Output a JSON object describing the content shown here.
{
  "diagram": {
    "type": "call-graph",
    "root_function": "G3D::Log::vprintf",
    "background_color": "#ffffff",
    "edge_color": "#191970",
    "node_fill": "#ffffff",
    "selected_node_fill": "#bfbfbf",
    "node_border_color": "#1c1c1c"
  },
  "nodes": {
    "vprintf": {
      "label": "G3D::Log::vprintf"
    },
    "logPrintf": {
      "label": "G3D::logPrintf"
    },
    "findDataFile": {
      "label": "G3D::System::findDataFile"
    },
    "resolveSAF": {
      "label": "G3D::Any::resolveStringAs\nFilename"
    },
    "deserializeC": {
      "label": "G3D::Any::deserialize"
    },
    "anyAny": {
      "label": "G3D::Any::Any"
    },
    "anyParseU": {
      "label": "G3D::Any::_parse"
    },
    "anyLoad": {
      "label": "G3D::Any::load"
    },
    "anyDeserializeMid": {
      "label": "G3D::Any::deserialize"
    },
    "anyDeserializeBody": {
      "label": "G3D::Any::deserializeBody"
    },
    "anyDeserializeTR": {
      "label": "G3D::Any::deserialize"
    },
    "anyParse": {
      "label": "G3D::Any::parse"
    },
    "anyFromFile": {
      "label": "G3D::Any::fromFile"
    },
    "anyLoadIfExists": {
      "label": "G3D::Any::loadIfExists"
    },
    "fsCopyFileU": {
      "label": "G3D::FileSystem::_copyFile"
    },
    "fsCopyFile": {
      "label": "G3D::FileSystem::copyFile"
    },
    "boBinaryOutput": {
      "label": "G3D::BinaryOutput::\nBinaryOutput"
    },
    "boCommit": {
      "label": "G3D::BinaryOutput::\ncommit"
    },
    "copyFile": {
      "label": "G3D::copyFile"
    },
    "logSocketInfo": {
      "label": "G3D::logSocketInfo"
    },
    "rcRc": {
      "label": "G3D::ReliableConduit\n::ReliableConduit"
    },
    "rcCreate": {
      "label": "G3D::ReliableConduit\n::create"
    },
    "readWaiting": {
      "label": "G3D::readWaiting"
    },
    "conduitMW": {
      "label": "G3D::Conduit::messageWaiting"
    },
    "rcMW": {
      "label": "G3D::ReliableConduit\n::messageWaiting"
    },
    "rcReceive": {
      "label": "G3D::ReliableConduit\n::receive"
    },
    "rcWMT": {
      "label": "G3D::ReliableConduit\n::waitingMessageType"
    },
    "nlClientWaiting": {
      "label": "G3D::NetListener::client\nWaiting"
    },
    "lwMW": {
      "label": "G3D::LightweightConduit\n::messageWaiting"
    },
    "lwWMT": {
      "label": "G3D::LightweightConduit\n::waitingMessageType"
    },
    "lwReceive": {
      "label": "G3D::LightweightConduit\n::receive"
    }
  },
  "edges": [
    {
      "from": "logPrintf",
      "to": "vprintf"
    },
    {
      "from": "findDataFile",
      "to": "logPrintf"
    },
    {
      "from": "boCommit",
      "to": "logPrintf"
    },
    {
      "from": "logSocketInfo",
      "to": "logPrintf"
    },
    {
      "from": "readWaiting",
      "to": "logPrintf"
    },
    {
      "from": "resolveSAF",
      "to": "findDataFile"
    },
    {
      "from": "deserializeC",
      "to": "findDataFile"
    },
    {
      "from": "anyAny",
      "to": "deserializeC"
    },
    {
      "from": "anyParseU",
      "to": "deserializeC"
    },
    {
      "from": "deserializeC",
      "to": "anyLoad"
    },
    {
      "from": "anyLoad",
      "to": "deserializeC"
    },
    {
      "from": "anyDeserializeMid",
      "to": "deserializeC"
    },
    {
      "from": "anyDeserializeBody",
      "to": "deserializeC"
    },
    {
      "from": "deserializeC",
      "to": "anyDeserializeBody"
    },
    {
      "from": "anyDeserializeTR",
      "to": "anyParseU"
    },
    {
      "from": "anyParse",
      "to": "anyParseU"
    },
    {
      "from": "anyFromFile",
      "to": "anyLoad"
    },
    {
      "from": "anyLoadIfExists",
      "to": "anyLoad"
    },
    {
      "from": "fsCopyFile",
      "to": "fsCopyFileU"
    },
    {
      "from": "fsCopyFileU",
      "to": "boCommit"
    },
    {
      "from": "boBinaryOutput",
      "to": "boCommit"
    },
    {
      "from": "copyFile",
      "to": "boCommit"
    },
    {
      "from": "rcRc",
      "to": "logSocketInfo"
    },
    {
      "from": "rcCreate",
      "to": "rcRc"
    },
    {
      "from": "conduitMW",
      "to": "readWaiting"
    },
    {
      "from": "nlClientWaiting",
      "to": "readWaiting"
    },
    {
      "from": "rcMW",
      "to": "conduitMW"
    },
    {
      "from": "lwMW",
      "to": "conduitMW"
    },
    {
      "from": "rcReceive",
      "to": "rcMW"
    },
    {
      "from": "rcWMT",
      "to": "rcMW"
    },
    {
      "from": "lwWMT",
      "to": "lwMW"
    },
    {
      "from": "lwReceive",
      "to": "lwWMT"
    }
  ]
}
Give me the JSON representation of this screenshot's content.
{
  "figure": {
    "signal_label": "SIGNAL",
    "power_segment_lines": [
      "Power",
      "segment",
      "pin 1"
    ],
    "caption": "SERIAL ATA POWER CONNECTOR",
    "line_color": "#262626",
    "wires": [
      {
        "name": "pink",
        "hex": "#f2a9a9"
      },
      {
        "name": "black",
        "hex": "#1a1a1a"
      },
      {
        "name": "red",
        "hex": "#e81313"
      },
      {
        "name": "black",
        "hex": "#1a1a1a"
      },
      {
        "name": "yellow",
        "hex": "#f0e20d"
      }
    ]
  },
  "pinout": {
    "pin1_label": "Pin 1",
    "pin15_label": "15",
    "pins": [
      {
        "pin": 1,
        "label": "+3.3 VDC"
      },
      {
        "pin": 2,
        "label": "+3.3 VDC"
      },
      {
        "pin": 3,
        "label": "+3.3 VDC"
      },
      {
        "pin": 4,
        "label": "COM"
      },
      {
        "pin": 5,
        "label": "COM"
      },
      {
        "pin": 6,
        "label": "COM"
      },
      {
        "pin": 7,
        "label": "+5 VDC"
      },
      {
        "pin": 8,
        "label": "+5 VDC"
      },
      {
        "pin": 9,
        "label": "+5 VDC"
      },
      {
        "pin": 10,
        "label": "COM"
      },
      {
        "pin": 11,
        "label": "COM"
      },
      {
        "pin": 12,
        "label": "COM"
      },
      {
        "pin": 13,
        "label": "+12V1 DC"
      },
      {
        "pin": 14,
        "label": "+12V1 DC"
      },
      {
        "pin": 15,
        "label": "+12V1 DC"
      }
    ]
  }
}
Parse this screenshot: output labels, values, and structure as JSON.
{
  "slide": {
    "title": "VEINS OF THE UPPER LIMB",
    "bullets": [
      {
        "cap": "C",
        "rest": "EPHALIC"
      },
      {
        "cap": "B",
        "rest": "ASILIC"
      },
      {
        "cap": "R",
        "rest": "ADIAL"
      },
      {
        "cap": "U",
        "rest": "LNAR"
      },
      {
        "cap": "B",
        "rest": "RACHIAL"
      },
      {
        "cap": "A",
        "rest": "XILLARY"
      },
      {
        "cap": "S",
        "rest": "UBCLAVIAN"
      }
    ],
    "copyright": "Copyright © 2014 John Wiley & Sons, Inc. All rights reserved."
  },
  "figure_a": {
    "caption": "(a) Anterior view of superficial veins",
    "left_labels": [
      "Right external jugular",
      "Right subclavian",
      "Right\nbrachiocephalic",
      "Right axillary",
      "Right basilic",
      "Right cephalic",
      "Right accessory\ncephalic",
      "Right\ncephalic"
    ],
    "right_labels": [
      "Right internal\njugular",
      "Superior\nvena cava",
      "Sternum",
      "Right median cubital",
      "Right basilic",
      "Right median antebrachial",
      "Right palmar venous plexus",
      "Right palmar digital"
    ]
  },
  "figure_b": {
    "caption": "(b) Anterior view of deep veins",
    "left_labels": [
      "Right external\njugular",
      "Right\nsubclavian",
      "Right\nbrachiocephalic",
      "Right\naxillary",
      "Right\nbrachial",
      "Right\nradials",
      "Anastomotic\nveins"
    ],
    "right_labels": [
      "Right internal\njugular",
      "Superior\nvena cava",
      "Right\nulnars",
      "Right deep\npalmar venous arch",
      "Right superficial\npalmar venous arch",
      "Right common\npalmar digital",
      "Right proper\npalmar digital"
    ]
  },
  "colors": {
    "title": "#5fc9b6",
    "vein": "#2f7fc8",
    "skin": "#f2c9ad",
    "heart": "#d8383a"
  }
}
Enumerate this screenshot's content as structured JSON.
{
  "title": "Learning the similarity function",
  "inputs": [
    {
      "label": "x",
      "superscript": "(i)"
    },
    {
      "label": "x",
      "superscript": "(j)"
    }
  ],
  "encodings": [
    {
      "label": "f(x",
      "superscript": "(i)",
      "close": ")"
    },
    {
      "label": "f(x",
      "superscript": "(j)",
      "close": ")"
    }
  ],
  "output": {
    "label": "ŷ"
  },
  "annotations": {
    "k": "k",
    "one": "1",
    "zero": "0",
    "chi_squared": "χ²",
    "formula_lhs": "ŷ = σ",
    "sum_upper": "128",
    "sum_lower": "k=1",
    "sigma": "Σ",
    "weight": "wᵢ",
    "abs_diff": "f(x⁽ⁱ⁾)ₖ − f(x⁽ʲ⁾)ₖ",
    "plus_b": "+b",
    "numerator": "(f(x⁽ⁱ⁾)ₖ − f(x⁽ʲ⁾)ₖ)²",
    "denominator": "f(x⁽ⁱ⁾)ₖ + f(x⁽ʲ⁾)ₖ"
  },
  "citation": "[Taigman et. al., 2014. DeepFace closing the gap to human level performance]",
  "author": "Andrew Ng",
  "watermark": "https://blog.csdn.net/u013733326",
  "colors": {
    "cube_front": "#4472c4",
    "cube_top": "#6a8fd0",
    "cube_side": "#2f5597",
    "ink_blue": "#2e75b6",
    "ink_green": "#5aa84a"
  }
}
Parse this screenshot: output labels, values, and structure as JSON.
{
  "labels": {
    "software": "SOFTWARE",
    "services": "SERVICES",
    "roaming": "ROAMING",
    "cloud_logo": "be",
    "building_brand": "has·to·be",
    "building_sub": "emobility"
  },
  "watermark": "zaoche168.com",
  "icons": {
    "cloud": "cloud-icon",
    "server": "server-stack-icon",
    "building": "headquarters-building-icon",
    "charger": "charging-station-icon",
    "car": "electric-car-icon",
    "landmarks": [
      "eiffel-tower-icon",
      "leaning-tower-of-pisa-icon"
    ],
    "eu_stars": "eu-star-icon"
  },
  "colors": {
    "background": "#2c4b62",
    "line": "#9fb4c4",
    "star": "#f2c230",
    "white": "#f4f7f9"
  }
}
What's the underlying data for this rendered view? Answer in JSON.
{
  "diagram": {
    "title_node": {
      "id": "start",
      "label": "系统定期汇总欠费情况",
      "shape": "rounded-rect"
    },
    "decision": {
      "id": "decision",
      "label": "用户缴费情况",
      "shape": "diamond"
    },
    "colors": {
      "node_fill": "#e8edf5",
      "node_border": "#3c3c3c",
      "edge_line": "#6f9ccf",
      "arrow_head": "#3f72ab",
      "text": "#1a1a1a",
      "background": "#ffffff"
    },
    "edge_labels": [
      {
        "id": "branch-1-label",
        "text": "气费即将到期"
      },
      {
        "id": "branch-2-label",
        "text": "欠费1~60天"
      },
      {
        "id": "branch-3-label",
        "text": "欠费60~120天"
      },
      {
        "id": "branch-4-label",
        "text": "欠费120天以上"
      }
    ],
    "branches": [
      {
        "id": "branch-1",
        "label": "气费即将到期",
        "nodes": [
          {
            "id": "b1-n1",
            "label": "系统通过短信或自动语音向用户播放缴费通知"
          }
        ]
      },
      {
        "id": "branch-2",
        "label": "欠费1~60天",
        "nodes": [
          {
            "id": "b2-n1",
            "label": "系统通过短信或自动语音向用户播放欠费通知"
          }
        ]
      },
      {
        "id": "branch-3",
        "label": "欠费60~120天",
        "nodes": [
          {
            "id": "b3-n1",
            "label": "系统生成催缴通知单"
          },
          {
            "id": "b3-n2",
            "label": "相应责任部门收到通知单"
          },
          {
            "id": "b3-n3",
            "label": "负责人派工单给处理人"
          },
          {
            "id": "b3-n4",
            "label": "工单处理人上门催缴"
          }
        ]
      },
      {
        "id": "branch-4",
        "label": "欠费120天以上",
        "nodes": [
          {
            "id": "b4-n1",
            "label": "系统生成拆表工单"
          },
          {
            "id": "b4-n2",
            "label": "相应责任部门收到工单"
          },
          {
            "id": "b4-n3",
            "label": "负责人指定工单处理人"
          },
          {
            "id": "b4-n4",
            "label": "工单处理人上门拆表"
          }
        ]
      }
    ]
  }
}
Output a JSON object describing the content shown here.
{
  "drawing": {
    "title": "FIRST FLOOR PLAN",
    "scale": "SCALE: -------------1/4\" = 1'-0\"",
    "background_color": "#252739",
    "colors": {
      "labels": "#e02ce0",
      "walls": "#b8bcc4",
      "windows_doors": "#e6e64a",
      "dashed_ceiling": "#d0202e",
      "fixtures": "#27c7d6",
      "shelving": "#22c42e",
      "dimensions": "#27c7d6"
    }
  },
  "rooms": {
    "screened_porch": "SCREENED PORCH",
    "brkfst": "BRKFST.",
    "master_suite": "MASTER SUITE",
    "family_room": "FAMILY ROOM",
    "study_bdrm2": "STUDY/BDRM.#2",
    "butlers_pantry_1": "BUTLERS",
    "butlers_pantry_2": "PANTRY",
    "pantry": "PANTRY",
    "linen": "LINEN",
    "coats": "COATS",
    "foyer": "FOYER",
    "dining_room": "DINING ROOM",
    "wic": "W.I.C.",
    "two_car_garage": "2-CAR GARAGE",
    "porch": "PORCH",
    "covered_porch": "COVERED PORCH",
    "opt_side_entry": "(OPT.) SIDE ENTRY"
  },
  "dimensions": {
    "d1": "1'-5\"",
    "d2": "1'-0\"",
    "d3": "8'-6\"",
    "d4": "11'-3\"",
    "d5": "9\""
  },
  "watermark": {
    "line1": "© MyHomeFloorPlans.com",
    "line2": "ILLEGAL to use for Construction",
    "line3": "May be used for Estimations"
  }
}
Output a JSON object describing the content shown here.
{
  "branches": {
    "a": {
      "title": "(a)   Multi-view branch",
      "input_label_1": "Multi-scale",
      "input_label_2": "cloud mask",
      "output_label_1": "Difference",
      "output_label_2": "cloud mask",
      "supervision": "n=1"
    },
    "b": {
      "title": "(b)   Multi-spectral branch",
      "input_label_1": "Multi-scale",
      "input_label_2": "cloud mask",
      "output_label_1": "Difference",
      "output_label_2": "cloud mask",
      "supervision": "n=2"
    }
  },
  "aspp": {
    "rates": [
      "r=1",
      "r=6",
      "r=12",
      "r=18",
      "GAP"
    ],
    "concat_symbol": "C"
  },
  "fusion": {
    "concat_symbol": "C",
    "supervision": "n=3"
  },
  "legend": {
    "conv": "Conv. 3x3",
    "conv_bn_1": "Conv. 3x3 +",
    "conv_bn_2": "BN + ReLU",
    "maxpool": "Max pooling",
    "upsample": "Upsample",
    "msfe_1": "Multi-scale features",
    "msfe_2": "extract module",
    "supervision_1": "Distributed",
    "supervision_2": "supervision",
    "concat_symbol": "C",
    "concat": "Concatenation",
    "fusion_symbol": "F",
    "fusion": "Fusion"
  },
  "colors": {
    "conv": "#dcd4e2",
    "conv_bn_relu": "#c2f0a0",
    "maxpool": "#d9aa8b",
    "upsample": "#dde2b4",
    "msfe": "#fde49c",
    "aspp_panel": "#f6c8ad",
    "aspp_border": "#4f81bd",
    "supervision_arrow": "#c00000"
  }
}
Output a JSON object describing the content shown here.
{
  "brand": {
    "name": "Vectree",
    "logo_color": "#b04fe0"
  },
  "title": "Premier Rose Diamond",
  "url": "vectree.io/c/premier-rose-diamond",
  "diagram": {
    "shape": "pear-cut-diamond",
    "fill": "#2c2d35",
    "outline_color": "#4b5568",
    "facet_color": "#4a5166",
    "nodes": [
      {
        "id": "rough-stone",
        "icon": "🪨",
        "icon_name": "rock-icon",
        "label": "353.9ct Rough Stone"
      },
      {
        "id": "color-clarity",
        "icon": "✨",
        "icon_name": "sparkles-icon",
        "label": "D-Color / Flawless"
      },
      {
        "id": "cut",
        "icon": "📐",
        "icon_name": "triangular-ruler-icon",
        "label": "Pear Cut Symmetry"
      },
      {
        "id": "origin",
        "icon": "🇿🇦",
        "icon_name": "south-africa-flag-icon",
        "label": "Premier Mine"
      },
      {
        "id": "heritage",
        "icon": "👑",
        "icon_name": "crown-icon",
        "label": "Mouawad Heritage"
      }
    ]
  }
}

### [WHAT THIS TASK INVOLVES]
Give the number of lines in the listing above that hold the string "messageWaiting", with nothing else.

### [FINAL ANSWER]
3